>> BEGIN RECORDS
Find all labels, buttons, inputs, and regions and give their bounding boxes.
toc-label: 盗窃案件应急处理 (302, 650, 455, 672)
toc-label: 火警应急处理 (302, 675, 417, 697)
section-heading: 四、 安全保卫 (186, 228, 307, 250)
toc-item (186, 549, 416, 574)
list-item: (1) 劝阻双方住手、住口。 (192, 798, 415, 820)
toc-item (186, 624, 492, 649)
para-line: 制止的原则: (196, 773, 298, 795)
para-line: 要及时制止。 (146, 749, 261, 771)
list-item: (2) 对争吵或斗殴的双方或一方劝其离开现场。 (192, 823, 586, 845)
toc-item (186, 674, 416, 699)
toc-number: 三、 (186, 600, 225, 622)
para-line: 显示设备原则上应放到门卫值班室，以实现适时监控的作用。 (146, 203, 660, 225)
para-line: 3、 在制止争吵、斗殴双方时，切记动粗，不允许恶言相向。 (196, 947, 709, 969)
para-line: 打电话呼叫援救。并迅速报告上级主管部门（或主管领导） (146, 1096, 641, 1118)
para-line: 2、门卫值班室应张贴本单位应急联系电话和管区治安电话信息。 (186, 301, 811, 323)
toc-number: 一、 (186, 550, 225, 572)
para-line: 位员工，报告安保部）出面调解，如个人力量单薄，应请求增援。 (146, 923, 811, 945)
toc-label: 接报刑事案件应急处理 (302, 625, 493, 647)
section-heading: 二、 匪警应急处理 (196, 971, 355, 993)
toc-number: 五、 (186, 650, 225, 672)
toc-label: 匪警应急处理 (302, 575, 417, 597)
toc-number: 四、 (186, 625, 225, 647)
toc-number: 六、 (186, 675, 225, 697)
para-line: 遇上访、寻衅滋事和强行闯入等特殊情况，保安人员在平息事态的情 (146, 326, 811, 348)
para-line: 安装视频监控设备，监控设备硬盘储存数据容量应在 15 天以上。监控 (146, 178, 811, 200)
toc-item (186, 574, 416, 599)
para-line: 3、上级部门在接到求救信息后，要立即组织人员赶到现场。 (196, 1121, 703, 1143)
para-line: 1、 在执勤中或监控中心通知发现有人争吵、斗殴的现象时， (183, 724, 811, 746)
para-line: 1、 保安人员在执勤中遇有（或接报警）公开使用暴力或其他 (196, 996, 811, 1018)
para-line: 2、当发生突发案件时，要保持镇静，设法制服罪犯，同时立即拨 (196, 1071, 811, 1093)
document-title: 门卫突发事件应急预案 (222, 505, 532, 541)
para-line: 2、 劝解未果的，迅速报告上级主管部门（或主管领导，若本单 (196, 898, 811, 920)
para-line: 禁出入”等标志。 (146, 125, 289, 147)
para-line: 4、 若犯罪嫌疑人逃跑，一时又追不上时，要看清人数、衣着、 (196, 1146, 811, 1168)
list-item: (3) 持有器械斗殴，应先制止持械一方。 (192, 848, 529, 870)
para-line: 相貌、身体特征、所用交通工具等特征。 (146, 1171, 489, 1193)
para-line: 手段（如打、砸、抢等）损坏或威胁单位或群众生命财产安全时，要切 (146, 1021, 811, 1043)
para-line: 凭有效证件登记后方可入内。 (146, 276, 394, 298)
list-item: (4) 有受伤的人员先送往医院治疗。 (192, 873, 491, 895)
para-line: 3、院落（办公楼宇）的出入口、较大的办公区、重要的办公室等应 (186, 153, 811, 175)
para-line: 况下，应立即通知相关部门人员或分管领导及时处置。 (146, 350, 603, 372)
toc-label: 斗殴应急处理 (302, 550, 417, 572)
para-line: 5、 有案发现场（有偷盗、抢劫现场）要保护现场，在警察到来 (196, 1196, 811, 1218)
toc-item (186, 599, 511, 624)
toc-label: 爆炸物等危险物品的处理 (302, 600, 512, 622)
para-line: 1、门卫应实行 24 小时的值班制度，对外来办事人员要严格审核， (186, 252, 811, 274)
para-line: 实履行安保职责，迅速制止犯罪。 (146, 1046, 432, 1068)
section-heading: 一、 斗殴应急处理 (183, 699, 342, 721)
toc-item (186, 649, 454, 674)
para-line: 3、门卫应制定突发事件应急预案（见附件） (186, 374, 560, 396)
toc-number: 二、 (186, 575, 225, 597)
>> END RECORDS
>> BEGIN RECORDS
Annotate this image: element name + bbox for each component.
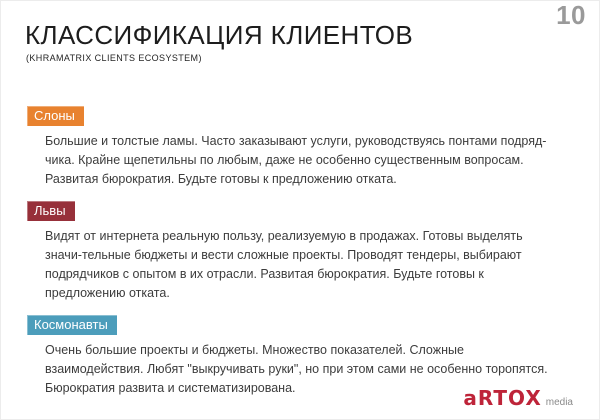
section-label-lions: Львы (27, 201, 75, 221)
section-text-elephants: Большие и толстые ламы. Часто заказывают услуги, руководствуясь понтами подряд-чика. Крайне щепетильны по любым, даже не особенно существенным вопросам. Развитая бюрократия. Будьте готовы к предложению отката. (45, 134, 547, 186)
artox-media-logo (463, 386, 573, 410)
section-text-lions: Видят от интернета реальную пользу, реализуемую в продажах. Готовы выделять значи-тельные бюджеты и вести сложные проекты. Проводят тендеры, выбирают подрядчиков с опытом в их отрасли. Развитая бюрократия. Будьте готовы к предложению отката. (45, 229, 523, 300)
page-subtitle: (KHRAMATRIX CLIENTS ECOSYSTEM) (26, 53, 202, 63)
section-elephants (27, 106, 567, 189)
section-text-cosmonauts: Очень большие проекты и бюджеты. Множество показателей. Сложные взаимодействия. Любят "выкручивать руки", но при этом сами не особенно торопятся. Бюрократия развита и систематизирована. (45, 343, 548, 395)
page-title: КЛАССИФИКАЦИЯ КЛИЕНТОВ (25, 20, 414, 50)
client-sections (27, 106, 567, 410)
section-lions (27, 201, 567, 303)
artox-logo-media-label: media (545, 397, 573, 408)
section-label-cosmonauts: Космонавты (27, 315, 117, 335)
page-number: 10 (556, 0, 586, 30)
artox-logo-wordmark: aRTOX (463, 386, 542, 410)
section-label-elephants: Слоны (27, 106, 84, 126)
>> END RECORDS
Print the records again without any change, starting with the line that contains "Find all labels, buttons, inputs, and" and going on through the line that contains "toc-item (186, 599, 511, 624)".

SOLUTION:
Find all labels, buttons, inputs, and regions and give their bounding boxes.
toc-label: 盗窃案件应急处理 (302, 650, 455, 672)
toc-label: 火警应急处理 (302, 675, 417, 697)
section-heading: 四、 安全保卫 (186, 228, 307, 250)
toc-item (186, 549, 416, 574)
list-item: (1) 劝阻双方住手、住口。 (192, 798, 415, 820)
toc-item (186, 624, 492, 649)
para-line: 制止的原则: (196, 773, 298, 795)
para-line: 要及时制止。 (146, 749, 261, 771)
list-item: (2) 对争吵或斗殴的双方或一方劝其离开现场。 (192, 823, 586, 845)
toc-item (186, 674, 416, 699)
toc-number: 三、 (186, 600, 225, 622)
para-line: 显示设备原则上应放到门卫值班室，以实现适时监控的作用。 (146, 203, 660, 225)
para-line: 3、 在制止争吵、斗殴双方时，切记动粗，不允许恶言相向。 (196, 947, 709, 969)
para-line: 打电话呼叫援救。并迅速报告上级主管部门（或主管领导） (146, 1096, 641, 1118)
para-line: 2、门卫值班室应张贴本单位应急联系电话和管区治安电话信息。 (186, 301, 811, 323)
toc-number: 一、 (186, 550, 225, 572)
para-line: 位员工，报告安保部）出面调解，如个人力量单薄，应请求增援。 (146, 923, 811, 945)
toc-label: 接报刑事案件应急处理 (302, 625, 493, 647)
section-heading: 二、 匪警应急处理 (196, 971, 355, 993)
toc-number: 五、 (186, 650, 225, 672)
toc-label: 匪警应急处理 (302, 575, 417, 597)
toc-number: 四、 (186, 625, 225, 647)
toc-number: 六、 (186, 675, 225, 697)
para-line: 遇上访、寻衅滋事和强行闯入等特殊情况，保安人员在平息事态的情 (146, 326, 811, 348)
para-line: 安装视频监控设备，监控设备硬盘储存数据容量应在 15 天以上。监控 (146, 178, 811, 200)
toc-item (186, 574, 416, 599)
para-line: 3、上级部门在接到求救信息后，要立即组织人员赶到现场。 (196, 1121, 703, 1143)
para-line: 1、 在执勤中或监控中心通知发现有人争吵、斗殴的现象时， (183, 724, 811, 746)
para-line: 1、 保安人员在执勤中遇有（或接报警）公开使用暴力或其他 (196, 996, 811, 1018)
para-line: 2、当发生突发案件时，要保持镇静，设法制服罪犯，同时立即拨 (196, 1071, 811, 1093)
document-title: 门卫突发事件应急预案 (222, 505, 532, 541)
para-line: 2、 劝解未果的，迅速报告上级主管部门（或主管领导，若本单 (196, 898, 811, 920)
para-line: 禁出入”等标志。 (146, 125, 289, 147)
para-line: 4、 若犯罪嫌疑人逃跑，一时又追不上时，要看清人数、衣着、 (196, 1146, 811, 1168)
list-item: (3) 持有器械斗殴，应先制止持械一方。 (192, 848, 529, 870)
para-line: 相貌、身体特征、所用交通工具等特征。 (146, 1171, 489, 1193)
para-line: 手段（如打、砸、抢等）损坏或威胁单位或群众生命财产安全时，要切 (146, 1021, 811, 1043)
para-line: 凭有效证件登记后方可入内。 (146, 276, 394, 298)
list-item: (4) 有受伤的人员先送往医院治疗。 (192, 873, 491, 895)
para-line: 3、院落（办公楼宇）的出入口、较大的办公区、重要的办公室等应 (186, 153, 811, 175)
para-line: 况下，应立即通知相关部门人员或分管领导及时处置。 (146, 350, 603, 372)
toc-label: 斗殴应急处理 (302, 550, 417, 572)
para-line: 5、 有案发现场（有偷盗、抢劫现场）要保护现场，在警察到来 (196, 1196, 811, 1218)
toc-item (186, 599, 511, 624)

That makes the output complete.